WHAT TO WORK ON:
Render the rows from the one containing "x-category-label: G (367, 351, 373, 360)" through the one containing "is w=800 h=600.", both included, as a Markdown table with the columns "No." and "Entry," numbering each row and leaving out blank lines.
====== SUPPLIED DATA ======
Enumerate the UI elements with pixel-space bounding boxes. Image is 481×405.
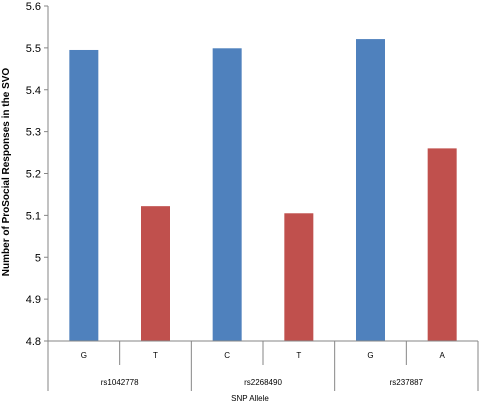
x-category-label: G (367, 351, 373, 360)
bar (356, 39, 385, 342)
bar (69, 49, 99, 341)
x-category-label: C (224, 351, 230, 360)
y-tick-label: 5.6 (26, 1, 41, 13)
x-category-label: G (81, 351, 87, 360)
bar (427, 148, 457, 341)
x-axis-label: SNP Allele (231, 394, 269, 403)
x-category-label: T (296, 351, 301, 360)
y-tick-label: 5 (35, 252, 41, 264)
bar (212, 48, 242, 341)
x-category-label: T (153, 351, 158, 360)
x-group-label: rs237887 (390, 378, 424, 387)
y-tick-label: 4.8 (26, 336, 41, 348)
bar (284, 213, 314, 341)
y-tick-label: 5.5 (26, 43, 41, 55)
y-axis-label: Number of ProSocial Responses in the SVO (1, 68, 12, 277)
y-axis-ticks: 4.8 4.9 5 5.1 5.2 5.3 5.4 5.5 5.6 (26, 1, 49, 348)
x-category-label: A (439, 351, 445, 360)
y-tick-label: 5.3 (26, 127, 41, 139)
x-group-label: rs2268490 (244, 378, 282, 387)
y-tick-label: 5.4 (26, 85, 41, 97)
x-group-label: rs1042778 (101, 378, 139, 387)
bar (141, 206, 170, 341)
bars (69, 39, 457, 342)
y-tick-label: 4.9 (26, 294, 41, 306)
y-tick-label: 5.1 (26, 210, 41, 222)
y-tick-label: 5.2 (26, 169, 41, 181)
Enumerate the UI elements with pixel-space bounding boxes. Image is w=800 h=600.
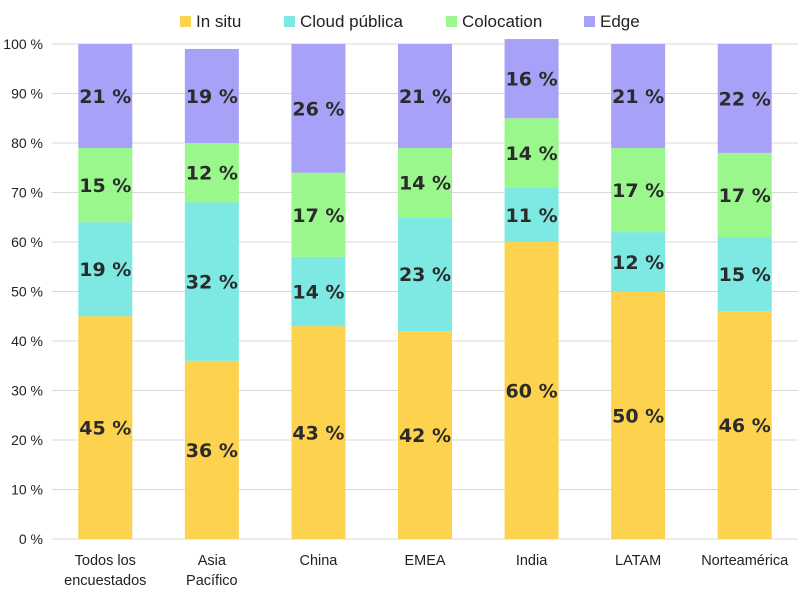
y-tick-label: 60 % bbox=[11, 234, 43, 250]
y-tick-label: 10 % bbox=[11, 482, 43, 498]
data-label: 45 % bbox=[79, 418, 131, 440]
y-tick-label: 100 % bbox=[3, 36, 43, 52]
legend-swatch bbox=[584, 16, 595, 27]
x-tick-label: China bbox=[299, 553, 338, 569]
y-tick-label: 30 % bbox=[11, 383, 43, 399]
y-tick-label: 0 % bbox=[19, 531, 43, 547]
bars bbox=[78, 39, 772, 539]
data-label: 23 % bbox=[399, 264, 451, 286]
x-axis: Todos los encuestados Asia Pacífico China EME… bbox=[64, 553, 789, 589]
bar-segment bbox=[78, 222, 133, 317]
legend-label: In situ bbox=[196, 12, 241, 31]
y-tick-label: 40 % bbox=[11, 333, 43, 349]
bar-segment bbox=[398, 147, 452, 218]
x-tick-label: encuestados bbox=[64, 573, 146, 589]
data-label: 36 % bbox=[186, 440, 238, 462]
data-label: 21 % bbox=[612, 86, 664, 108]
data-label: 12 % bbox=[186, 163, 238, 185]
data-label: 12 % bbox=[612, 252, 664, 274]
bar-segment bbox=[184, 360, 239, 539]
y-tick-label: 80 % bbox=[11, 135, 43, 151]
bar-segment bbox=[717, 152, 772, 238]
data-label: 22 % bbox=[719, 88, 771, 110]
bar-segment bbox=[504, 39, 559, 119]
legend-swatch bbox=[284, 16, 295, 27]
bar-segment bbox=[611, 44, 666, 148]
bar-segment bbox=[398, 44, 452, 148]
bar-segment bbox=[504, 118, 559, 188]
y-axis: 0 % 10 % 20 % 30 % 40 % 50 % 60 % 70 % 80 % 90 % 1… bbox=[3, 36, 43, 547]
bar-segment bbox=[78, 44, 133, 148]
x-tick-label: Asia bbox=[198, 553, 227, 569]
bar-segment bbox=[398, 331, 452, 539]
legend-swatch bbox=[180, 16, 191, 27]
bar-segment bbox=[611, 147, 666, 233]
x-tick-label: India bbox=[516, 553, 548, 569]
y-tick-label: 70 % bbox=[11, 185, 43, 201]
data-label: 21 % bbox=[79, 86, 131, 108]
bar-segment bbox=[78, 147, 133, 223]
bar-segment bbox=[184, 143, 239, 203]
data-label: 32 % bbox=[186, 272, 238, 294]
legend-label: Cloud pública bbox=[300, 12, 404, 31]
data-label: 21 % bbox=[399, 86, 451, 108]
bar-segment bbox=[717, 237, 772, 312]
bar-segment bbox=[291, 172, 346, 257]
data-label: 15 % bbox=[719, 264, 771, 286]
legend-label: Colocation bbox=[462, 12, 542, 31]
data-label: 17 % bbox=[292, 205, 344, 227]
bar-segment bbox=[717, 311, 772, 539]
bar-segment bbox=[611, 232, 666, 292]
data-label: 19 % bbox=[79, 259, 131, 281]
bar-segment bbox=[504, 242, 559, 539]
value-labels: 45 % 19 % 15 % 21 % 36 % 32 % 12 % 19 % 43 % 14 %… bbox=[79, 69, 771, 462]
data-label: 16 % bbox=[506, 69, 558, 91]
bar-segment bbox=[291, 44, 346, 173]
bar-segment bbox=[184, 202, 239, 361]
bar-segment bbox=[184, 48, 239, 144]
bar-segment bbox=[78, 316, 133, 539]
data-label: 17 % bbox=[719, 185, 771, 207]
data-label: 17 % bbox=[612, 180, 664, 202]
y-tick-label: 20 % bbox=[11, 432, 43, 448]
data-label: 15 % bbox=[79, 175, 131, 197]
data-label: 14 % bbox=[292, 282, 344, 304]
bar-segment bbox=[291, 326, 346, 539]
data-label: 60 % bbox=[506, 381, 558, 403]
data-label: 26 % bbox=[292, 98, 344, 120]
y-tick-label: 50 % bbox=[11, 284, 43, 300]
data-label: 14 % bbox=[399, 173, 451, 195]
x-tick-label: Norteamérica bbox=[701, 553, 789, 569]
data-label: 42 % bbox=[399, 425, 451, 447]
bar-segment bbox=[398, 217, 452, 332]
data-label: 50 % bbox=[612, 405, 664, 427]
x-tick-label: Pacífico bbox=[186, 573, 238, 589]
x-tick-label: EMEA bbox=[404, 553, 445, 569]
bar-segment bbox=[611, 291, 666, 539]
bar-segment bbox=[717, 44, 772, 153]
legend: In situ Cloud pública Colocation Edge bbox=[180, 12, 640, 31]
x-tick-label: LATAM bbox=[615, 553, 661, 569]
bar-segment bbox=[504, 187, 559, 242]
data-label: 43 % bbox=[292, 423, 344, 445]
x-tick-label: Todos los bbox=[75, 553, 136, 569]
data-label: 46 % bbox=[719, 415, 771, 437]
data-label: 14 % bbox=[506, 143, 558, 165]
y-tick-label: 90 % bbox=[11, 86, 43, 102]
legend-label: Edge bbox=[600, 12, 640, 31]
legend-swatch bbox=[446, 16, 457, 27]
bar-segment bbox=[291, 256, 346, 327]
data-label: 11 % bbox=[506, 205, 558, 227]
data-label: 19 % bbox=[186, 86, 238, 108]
======
====== SUPPLIED DATA ======
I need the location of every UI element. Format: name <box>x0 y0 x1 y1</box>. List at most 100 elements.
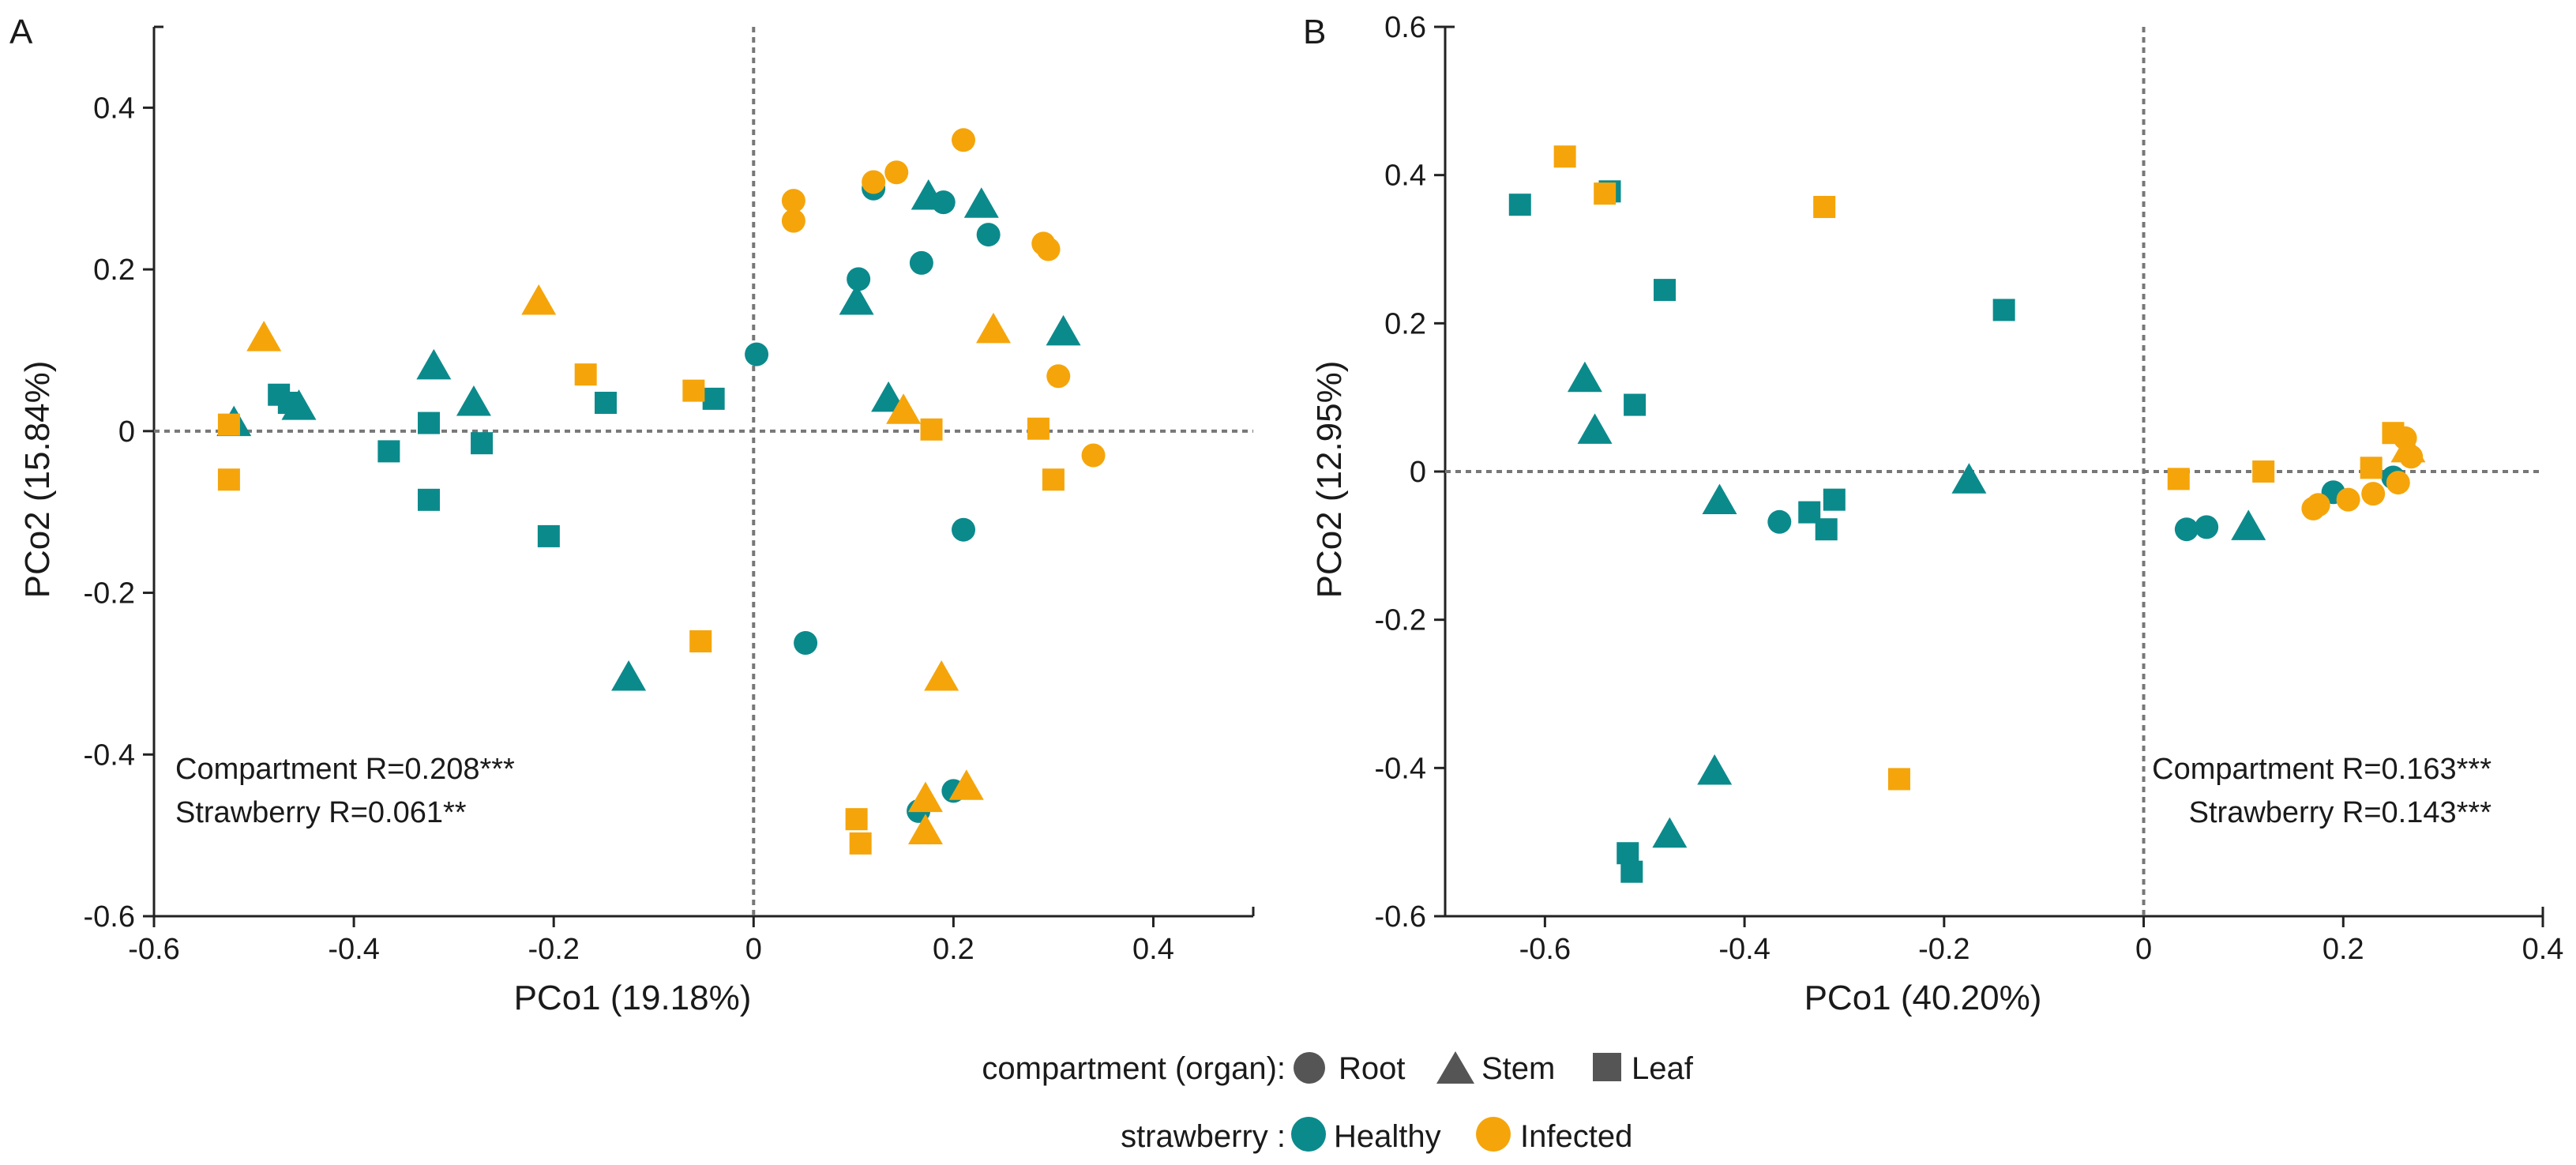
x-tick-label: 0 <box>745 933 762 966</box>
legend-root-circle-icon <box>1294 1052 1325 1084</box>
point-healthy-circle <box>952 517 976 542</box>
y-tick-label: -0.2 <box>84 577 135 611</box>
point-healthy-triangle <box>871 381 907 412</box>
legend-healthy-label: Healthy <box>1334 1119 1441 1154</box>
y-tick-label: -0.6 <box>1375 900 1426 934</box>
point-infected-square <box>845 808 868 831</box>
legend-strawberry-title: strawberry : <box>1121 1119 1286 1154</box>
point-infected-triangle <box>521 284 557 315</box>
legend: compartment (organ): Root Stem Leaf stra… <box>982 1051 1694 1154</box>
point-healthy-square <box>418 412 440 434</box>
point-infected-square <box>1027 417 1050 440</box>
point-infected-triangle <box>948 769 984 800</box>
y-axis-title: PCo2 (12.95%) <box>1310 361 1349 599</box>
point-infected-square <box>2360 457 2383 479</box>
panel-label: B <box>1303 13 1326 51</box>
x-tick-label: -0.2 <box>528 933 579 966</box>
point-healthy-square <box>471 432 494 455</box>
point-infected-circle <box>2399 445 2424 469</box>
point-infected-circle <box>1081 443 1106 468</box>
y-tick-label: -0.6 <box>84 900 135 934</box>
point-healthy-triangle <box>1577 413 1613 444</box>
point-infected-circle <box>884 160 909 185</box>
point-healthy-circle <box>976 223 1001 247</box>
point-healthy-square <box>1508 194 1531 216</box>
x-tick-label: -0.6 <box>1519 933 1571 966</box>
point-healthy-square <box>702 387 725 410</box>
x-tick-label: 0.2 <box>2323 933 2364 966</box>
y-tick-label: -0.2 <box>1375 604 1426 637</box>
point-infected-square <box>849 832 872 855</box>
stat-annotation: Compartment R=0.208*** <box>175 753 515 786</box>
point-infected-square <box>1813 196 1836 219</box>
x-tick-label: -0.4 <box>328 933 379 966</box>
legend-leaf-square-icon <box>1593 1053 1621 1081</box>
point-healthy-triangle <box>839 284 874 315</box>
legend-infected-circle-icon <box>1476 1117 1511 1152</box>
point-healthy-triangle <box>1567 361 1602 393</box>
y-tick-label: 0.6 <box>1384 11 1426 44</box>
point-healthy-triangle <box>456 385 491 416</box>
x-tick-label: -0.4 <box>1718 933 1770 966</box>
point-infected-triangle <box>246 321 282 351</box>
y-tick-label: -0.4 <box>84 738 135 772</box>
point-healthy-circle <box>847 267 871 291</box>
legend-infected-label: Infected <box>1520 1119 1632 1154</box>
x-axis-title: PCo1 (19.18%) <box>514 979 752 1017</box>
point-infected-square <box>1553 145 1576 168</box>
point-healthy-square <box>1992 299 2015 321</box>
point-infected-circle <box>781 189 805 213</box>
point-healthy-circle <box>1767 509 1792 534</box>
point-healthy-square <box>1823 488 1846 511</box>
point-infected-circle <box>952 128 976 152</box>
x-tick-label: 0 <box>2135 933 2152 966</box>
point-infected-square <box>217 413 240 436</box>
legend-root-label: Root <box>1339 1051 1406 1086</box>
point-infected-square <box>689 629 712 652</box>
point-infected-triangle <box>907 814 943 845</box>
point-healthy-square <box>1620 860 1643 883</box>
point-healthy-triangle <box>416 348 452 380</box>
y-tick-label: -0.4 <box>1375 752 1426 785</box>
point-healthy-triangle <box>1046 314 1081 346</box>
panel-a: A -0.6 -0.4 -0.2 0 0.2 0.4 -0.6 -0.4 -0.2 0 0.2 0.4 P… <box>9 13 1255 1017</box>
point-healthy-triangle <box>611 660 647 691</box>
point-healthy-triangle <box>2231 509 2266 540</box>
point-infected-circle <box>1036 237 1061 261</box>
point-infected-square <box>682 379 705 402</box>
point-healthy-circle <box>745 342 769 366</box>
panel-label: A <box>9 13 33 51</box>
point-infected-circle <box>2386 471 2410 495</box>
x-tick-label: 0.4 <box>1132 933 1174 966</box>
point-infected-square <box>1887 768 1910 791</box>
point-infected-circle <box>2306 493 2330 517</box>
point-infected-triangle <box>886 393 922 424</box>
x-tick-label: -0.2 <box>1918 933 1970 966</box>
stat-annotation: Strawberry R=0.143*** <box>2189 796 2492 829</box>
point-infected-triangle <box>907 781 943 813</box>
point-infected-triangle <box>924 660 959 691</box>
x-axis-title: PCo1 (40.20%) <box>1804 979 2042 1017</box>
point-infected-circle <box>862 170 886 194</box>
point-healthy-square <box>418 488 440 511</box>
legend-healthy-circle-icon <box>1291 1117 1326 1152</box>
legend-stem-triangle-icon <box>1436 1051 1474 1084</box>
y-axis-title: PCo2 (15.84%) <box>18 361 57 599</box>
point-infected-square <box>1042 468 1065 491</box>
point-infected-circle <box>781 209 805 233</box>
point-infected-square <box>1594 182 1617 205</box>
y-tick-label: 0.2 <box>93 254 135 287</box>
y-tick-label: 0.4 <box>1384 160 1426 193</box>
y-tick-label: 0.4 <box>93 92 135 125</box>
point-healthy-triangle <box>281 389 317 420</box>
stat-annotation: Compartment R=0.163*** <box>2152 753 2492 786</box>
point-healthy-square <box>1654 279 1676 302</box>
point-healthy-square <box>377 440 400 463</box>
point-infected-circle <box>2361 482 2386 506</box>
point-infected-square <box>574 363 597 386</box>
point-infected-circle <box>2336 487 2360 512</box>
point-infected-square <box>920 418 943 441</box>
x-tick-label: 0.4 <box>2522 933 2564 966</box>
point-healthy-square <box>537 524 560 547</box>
======
FULL RESPONSE:
| No. | Entry |
|---|---|
| 1 | x-category-label: G (367, 351, 373, 360) |
| 2 | bar (356, 39, 385, 342) |
| 3 | bar (69, 49, 99, 341) |
| 4 | x-category-label: C (224, 351, 230, 360) |
| 5 | y-tick-label: 5.6 (26, 1, 41, 13) |
| 6 | x-category-label: G (81, 351, 87, 360) |
| 7 | bar (427, 148, 457, 341) |
| 8 | x-axis-label: SNP Allele (231, 394, 269, 403) |
| 9 | x-category-label: T (296, 351, 301, 360) |
| 10 | y-tick-label: 5 (35, 252, 41, 264) |
| 11 | bar (212, 48, 242, 341) |
| 12 | x-category-label: T (153, 351, 158, 360) |
| 13 | x-group-label: rs237887 (390, 378, 424, 387) |
| 14 | y-tick-label: 4.8 (26, 336, 41, 348) |
| 15 | bar (284, 213, 314, 341) |
| 16 | y-tick-label: 5.5 (26, 43, 41, 55) |
| 17 | y-axis-label: Number of ProSocial Responses in the SVO (1, 68, 12, 277) |
| 18 | y-axis-ticks: 4.8 4.9 5 5.1 5.2 5.3 5.4 5.5 5.6 (26, 1, 49, 348) |
| 19 | x-category-label: A (439, 351, 445, 360) |
| 20 | y-tick-label: 5.3 (26, 127, 41, 139) |
| 21 | x-group-label: rs2268490 (244, 378, 282, 387) |
| 22 | y-tick-label: 5.4 (26, 85, 41, 97) |
| 23 | x-group-label: rs1042778 (101, 378, 139, 387) |
| 24 | bar (141, 206, 170, 341) |
| 25 | bars (69, 39, 457, 342) |
| 26 | y-tick-label: 4.9 (26, 294, 41, 306) |
| 27 | y-tick-label: 5.1 (26, 210, 41, 222) |
| 28 | y-tick-label: 5.2 (26, 169, 41, 181) |
| 29 | Enumerate the UI elements with pixel-space bounding boxes. Image is w=800 h=600. |